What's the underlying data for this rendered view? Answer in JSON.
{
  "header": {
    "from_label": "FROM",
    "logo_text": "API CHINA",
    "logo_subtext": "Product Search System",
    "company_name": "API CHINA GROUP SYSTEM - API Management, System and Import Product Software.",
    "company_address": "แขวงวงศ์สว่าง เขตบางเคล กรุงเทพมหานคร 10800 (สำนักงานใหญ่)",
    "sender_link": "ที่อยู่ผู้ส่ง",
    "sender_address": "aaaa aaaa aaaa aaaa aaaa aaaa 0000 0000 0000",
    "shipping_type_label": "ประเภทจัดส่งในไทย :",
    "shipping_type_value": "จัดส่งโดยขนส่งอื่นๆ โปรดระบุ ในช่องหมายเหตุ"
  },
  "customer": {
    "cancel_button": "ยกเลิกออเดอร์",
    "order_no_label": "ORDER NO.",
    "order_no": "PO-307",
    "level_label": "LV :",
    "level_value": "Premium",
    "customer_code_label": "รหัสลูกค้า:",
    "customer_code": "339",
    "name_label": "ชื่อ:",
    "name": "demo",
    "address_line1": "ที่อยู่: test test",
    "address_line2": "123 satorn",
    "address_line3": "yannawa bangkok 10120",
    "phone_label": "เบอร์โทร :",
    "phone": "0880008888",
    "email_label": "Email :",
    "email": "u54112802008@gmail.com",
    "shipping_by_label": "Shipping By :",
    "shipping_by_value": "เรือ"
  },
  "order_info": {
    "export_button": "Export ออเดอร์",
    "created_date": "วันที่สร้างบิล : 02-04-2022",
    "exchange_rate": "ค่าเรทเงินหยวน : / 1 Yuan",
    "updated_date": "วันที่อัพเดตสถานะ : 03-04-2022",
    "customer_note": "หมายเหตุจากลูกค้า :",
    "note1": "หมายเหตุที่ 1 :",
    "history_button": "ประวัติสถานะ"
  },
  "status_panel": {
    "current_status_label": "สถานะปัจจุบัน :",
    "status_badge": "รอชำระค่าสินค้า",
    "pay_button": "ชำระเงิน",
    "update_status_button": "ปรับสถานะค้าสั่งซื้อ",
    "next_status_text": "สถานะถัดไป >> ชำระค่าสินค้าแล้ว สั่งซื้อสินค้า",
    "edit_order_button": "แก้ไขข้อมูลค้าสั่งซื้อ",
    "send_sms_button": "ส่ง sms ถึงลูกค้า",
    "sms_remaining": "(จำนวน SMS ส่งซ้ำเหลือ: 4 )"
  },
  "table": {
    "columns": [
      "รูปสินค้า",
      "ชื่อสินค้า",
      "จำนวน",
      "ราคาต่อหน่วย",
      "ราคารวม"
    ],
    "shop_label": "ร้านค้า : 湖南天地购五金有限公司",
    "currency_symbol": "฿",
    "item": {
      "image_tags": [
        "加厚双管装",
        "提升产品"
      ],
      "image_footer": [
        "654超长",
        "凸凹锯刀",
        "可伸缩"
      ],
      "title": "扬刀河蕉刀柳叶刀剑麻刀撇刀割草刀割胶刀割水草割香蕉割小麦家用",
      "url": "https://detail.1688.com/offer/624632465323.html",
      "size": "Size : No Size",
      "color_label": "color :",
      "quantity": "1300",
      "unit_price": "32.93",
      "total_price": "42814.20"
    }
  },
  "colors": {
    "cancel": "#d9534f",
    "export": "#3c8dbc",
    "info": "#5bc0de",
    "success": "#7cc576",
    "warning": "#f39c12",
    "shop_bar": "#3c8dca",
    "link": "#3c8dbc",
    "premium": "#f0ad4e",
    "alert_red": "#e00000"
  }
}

########################################

▶ _TASK DIRECTIONS_: Search the data for the string "จำนวน" and copy each line where it appears.

▶ _FULL RESPONSE_:
    "sms_remaining": "(จำนวน SMS ส่งซ้ำเหลือ: 4 )"
      "จำนวน",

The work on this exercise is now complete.